**STATED PROBLEM 1:**
In the passage about the pixelated Naval Observatory, rewrite the part between "I’m in London." and "the United States?", inclusive, swapping "lunch" for "dinner".

**GIVEN TEXT:**
## Begin

I’m in London. I meet a friend for lunch and am told, conspiratorially, that Dick Cheney is actually running the US government because while you can see the White House in detail in Google Earth, The Naval Observatory where Cheney lives is pixelated. Who says, and what’s one got to do with the other, I ask? “The Guardian wrote that in an article,” I am told. Sure enough, here it is in a piece from last Monday, which begins:
Is this the real president of the United States?

## End

**RAW DATA:**
## Begin

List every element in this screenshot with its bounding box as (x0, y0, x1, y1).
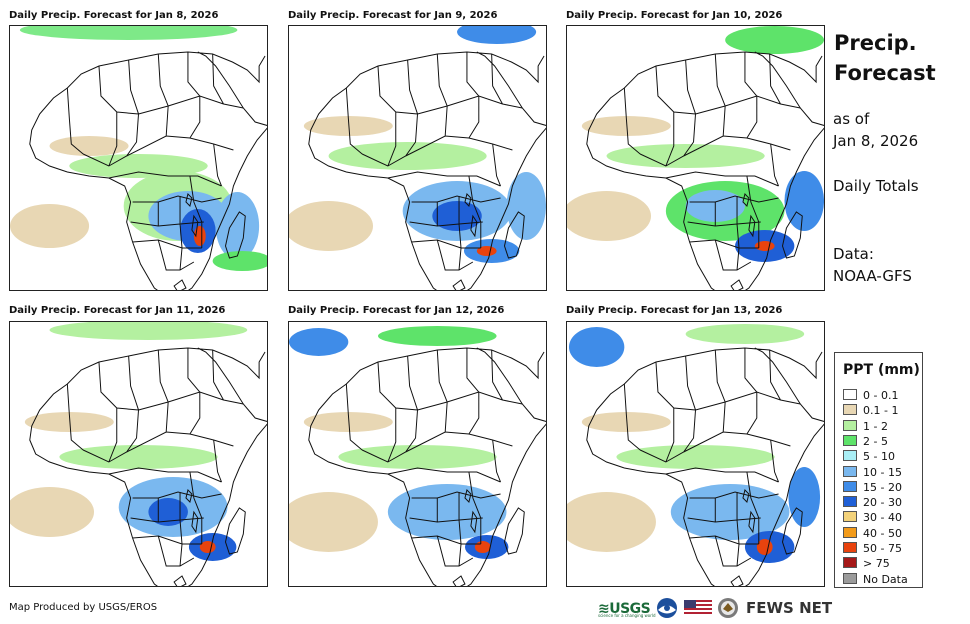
as-of-label: as of (833, 110, 870, 128)
legend-item: 30 - 40 (843, 511, 902, 524)
forecast-map-jan9 (288, 25, 547, 291)
legend-label: 0.1 - 1 (863, 404, 899, 418)
legend-item: 0 - 0.1 (843, 389, 898, 402)
data-source: NOAA-GFS (833, 267, 912, 285)
data-label: Data: (833, 245, 874, 263)
legend-label: 0 - 0.1 (863, 389, 899, 402)
forecast-map-jan10 (566, 25, 825, 291)
legend-swatch (843, 465, 857, 477)
legend-item: 15 - 20 (843, 480, 902, 494)
panel-title-jan10: Daily Precip. Forecast for Jan 10, 2026 (566, 10, 783, 21)
legend-swatch (843, 542, 857, 553)
usgs-logo: ≋USGS science for a changing world (598, 598, 656, 618)
legend-swatch (843, 526, 857, 538)
legend-swatch (843, 496, 857, 508)
side-title: Precip. Forecast (834, 28, 936, 88)
fews-net-logo: FEWS NET (746, 599, 833, 617)
legend-label: No Data (863, 572, 908, 586)
panel-title-jan12: Daily Precip. Forecast for Jan 12, 2026 (288, 305, 505, 316)
legend-swatch (843, 572, 857, 584)
legend-label: 5 - 10 (863, 450, 895, 464)
map-credit: Map Produced by USGS/EROS (9, 602, 158, 613)
usgs-tagline: science for a changing world (598, 613, 656, 618)
legend-item: 20 - 30 (843, 496, 902, 509)
forecast-map-jan8 (9, 25, 268, 291)
legend-item: 5 - 10 (843, 450, 895, 463)
panel-title-jan8: Daily Precip. Forecast for Jan 8, 2026 (9, 10, 219, 21)
state-seal-icon (718, 598, 738, 618)
legend-item: > 75 (843, 557, 890, 570)
panel-title-jan13: Daily Precip. Forecast for Jan 13, 2026 (566, 305, 783, 316)
legend-title: PPT (mm) (843, 362, 920, 378)
panel-title-jan11: Daily Precip. Forecast for Jan 11, 2026 (9, 305, 226, 316)
legend-swatch (843, 389, 857, 400)
legend-item: 0.1 - 1 (843, 404, 898, 417)
panel-title-jan9: Daily Precip. Forecast for Jan 9, 2026 (288, 10, 498, 21)
legend-label: 10 - 15 (863, 465, 902, 479)
legend-item: 50 - 75 (843, 542, 902, 555)
us-flag-icon (684, 600, 712, 616)
legend-swatch (843, 557, 857, 569)
side-title-line2: Forecast (834, 61, 936, 85)
legend-item: No Data (843, 572, 908, 586)
legend-label: 40 - 50 (863, 526, 902, 540)
legend-label: 30 - 40 (863, 511, 902, 525)
legend-swatch (843, 480, 857, 492)
legend-label: 20 - 30 (863, 496, 902, 510)
legend-swatch (843, 419, 857, 431)
legend-label: > 75 (863, 557, 890, 571)
noaa-logo-icon (657, 598, 677, 618)
legend-item: 40 - 50 (843, 526, 902, 540)
legend-item: 10 - 15 (843, 465, 902, 479)
daily-totals-label: Daily Totals (833, 177, 919, 195)
forecast-map-jan12 (288, 321, 547, 587)
forecast-map-jan11 (9, 321, 268, 587)
side-title-line1: Precip. (834, 31, 917, 55)
legend-swatch (843, 450, 857, 462)
legend-swatch (843, 404, 857, 416)
legend-label: 50 - 75 (863, 542, 902, 555)
legend-item: 2 - 5 (843, 434, 888, 448)
usgs-logo-text: ≋USGS (598, 601, 651, 617)
legend-item: 1 - 2 (843, 419, 888, 433)
legend-label: 15 - 20 (863, 480, 902, 494)
as-of-date: Jan 8, 2026 (833, 132, 919, 150)
forecast-map-jan13 (566, 321, 825, 587)
legend-label: 2 - 5 (863, 434, 888, 448)
legend-swatch (843, 434, 857, 446)
legend-swatch (843, 511, 857, 523)
legend-label: 1 - 2 (863, 419, 888, 433)
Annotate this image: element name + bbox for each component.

## End

**STATED PROBLEM 2:**
Reproduce the rows word for word, between the row holding "as-of-label: as of (833, 110, 870, 128)" and the row holding "legend-swatch (843, 419, 857, 431)", inclusive.

**FULL SOLUTION 1:**
I’m in London. I meet a friend for dinner and am told, conspiratorially, that Dick Cheney is actually running the US government because while you can see the White House in detail in Google Earth, The Naval Observatory where Cheney lives is pixelated. Who says, and what’s one got to do with the other, I ask? “The Guardian wrote that in an article,” I am told. Sure enough, here it is in a piece from last Monday, which begins:
Is this the real president of the United States?

**FULL SOLUTION 2:**
as-of-label: as of (833, 110, 870, 128)
legend-item: 30 - 40 (843, 511, 902, 524)
forecast-map-jan9 (288, 25, 547, 291)
legend-label: 0.1 - 1 (863, 404, 899, 418)
legend-item: 0 - 0.1 (843, 389, 898, 402)
data-source: NOAA-GFS (833, 267, 912, 285)
data-label: Data: (833, 245, 874, 263)
legend-label: 0 - 0.1 (863, 389, 899, 402)
forecast-map-jan10 (566, 25, 825, 291)
legend-swatch (843, 465, 857, 477)
legend-item: 15 - 20 (843, 480, 902, 494)
panel-title-jan10: Daily Precip. Forecast for Jan 10, 2026 (566, 10, 783, 21)
legend-swatch (843, 542, 857, 553)
usgs-logo: ≋USGS science for a changing world (598, 598, 656, 618)
legend-swatch (843, 526, 857, 538)
legend-swatch (843, 496, 857, 508)
side-title: Precip. Forecast (834, 28, 936, 88)
fews-net-logo: FEWS NET (746, 599, 833, 617)
legend-label: No Data (863, 572, 908, 586)
panel-title-jan12: Daily Precip. Forecast for Jan 12, 2026 (288, 305, 505, 316)
legend-swatch (843, 572, 857, 584)
legend-label: 5 - 10 (863, 450, 895, 464)
map-credit: Map Produced by USGS/EROS (9, 602, 158, 613)
usgs-tagline: science for a changing world (598, 613, 656, 618)
legend-item: 20 - 30 (843, 496, 902, 509)
forecast-map-jan8 (9, 25, 268, 291)
legend-item: 5 - 10 (843, 450, 895, 463)
panel-title-jan8: Daily Precip. Forecast for Jan 8, 2026 (9, 10, 219, 21)
state-seal-icon (718, 598, 738, 618)
legend-item: > 75 (843, 557, 890, 570)
panel-title-jan13: Daily Precip. Forecast for Jan 13, 2026 (566, 305, 783, 316)
legend-title: PPT (mm) (843, 362, 920, 378)
panel-title-jan11: Daily Precip. Forecast for Jan 11, 2026 (9, 305, 226, 316)
legend-swatch (843, 389, 857, 400)
legend-item: 0.1 - 1 (843, 404, 898, 417)
panel-title-jan9: Daily Precip. Forecast for Jan 9, 2026 (288, 10, 498, 21)
legend-label: 10 - 15 (863, 465, 902, 479)
legend-item: 50 - 75 (843, 542, 902, 555)
us-flag-icon (684, 600, 712, 616)
legend-swatch (843, 557, 857, 569)
side-title-line2: Forecast (834, 61, 936, 85)
legend-item: No Data (843, 572, 908, 586)
legend-label: 40 - 50 (863, 526, 902, 540)
legend-label: 30 - 40 (863, 511, 902, 525)
legend-swatch (843, 480, 857, 492)
legend-label: 20 - 30 (863, 496, 902, 510)
legend-swatch (843, 419, 857, 431)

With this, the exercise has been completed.